— start of Material —

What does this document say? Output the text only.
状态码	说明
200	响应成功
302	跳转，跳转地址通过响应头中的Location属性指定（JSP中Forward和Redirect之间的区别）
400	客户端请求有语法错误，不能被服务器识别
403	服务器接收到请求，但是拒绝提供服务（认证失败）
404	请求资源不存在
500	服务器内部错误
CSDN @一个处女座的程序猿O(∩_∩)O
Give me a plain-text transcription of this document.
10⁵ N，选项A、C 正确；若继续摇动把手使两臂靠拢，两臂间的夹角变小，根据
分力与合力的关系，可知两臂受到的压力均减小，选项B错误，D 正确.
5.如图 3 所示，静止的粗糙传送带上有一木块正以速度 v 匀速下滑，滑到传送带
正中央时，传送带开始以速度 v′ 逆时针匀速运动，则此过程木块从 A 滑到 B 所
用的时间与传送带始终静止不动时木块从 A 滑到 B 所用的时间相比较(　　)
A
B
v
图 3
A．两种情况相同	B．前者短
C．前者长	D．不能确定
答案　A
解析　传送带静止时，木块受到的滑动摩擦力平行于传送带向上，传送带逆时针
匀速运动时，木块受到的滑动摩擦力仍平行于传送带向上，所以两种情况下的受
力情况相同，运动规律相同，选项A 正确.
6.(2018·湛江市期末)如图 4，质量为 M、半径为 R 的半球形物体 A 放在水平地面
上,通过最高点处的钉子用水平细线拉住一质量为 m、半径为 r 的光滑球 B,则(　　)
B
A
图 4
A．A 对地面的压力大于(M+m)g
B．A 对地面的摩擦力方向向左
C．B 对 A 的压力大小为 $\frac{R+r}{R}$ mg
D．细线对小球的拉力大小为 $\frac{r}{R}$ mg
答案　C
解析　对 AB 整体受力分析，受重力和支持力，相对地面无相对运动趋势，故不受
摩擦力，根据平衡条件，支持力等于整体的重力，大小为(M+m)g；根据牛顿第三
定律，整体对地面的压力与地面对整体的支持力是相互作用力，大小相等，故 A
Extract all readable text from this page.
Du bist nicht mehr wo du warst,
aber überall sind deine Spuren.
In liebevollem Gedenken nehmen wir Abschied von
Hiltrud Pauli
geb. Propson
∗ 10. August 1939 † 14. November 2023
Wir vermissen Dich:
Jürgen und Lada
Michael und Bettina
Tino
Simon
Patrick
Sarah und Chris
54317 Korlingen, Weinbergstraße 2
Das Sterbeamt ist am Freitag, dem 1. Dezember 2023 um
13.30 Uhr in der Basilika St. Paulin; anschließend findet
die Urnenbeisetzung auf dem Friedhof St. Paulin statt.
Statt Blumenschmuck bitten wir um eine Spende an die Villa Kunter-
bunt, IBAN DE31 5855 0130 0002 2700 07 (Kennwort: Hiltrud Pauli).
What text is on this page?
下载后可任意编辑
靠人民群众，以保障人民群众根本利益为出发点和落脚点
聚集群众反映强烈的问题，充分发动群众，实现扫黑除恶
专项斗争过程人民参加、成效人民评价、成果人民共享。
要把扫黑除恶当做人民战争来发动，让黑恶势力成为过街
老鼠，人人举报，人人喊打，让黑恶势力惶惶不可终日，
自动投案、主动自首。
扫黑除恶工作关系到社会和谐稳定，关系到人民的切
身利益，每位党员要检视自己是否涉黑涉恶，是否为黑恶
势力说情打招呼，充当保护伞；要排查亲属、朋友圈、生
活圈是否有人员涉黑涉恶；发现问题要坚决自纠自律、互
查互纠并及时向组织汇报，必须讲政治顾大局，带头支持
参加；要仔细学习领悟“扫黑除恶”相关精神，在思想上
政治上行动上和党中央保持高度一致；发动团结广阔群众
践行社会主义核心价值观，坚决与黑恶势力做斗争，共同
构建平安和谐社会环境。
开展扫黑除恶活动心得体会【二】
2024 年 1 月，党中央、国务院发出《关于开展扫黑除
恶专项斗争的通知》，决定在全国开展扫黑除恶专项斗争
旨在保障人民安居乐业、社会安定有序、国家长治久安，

— end of Material —

◆ **Written exercise**: Copy all lines of the material above where the string "this" occurs.

◆ **Output below**:
What does this document say? Output the text only.
Give me a plain-text transcription of this document.
Extract all readable text from this page.
What text is on this page?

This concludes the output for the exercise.